TASK DIRECTIONS:
Locate all lines in the data below that hold "منطقه" and show them.
☆ ☆ ☆ ☆
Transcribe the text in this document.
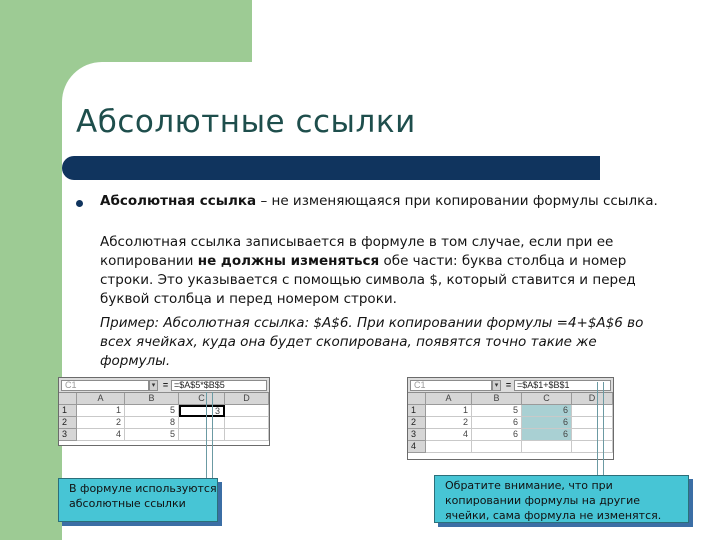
Абсолютные ссылки
Абсолютная ссылка – не изменяющаяся при копировании формулы ссылка.
Абсолютная ссылка записывается в формуле в том случае, если при ее копировании не должны изменяться обе части: буква столбца и номер строки. Это указывается с помощью символа $, который ставится и перед буквой столбца и перед номером строки.
Пример: Абсолютная ссылка: $A$6. При копировании формулы =4+$A$6 во всех ячейках, куда она будет скопирована, появятся точно такие же формулы.
C1	▾ = =$A$5*$B$5
A	B	C	D
1	1	5	3
2	2	8
3	4	5
C1	▾ = =$A$1+$B$1
A	B	C	D
1	1	5	6
2	2	6	6
3	4	6	6
4
В формуле используются
абсолютные ссылки
Обратите внимание, что при
копировании формулы на другие
ячейки, сама формула не изменятся.
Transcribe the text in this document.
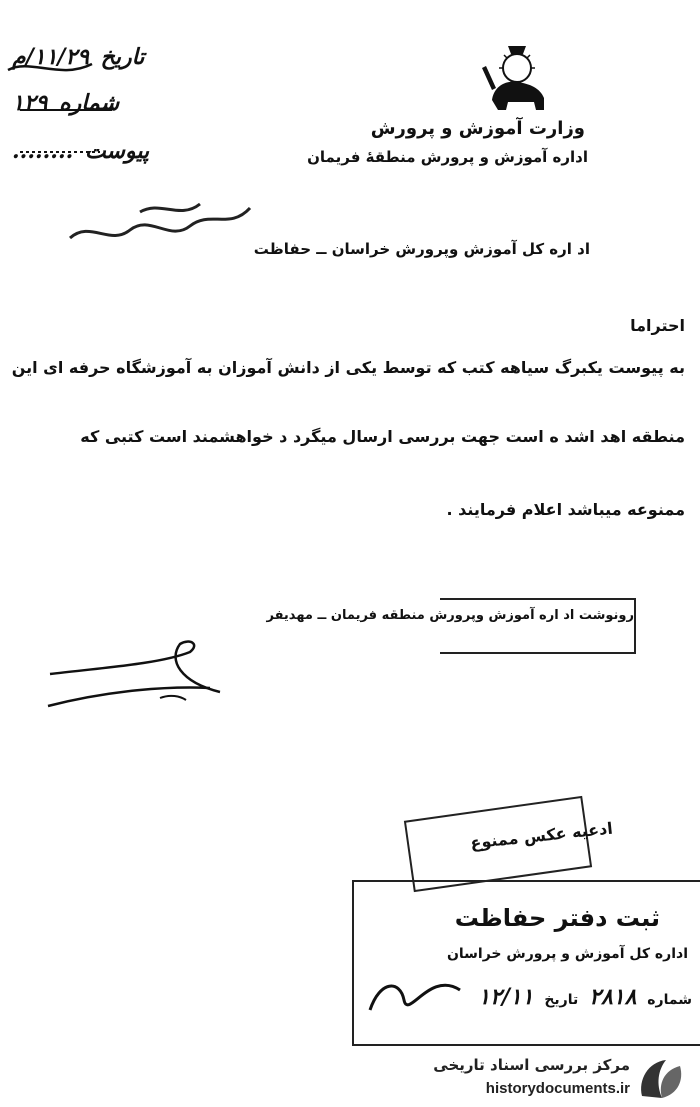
تاریخ ۱۱/۲۹/م
شماره ۱۲۹
پیوست ........
وزارت آموزش و پرورش
اداره آموزش و پرورش منطقۀ فریمان
اد اره کل آموزش وپرورش خراسان ــ حفاظت
احتراما
به پیوست یکبرگ سیاهه کتب که توسط یکی از دانش آموزان به آموزشگاه حرفه ای این
منطقه اهد اشد ه است جهت بررسی ارسال میگرد د خواهشمند است کتبی که
ممنوعه میباشد اعلام فرمایند .
رونوشت اد اره آموزش وپرورش منطقه فریمان ــ مهدیفر
ادعیه عکس ممنوع
ثبت دفتر حفاظت
اداره کل آموزش و پرورش خراسان
شماره ۲۸۱۸ تاریخ ۱۲/۱۱
مرکز بررسی اسناد تاریخی
historydocuments.ir
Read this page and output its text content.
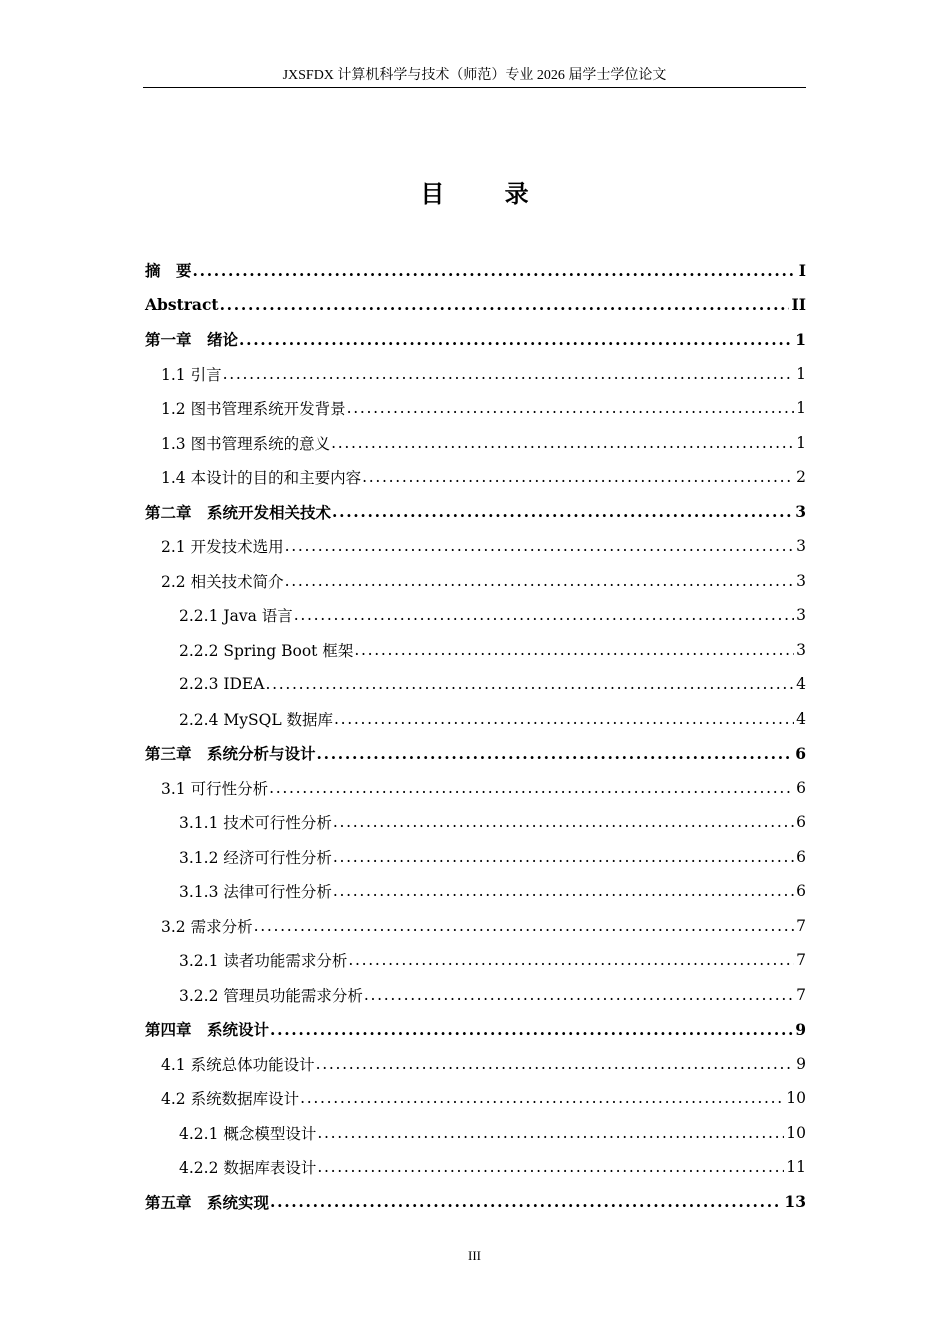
JXSFDX 计算机科学与技术（师范）专业 2026 届学士学位论文
目 录
摘　要 .....	I
Abstract .....	II
第一章　绪论 .....	1
1.1 引言 .....	1
1.2 图书管理系统开发背景 .....	1
1.3 图书管理系统的意义 .....	1
1.4 本设计的目的和主要内容 .....	2
第二章　系统开发相关技术 .....	3
2.1 开发技术选用 .....	3
2.2 相关技术简介 .....	3
2.2.1 Java 语言 .....	3
2.2.2 Spring Boot 框架 .....	3
2.2.3 IDEA .....	4
2.2.4 MySQL 数据库 .....	4
第三章　系统分析与设计 .....	6
3.1 可行性分析 .....	6
3.1.1 技术可行性分析 .....	6
3.1.2 经济可行性分析 .....	6
3.1.3 法律可行性分析 .....	6
3.2 需求分析 .....	7
3.2.1 读者功能需求分析 .....	7
3.2.2 管理员功能需求分析 .....	7
第四章　系统设计 .....	9
4.1 系统总体功能设计 .....	9
4.2 系统数据库设计 .....	10
4.2.1 概念模型设计 .....	10
4.2.2 数据库表设计 .....	11
第五章　系统实现 .....	13
III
☆ ☆ ☆ ☆
EXERCISE SOLUTION:
منطقه اهد اشد ه است جهت بررسی ارسال میگرد د خواهشمند است کتبی که
رونوشت اد اره آموزش وپرورش منطقه فریمان ــ مهدیفر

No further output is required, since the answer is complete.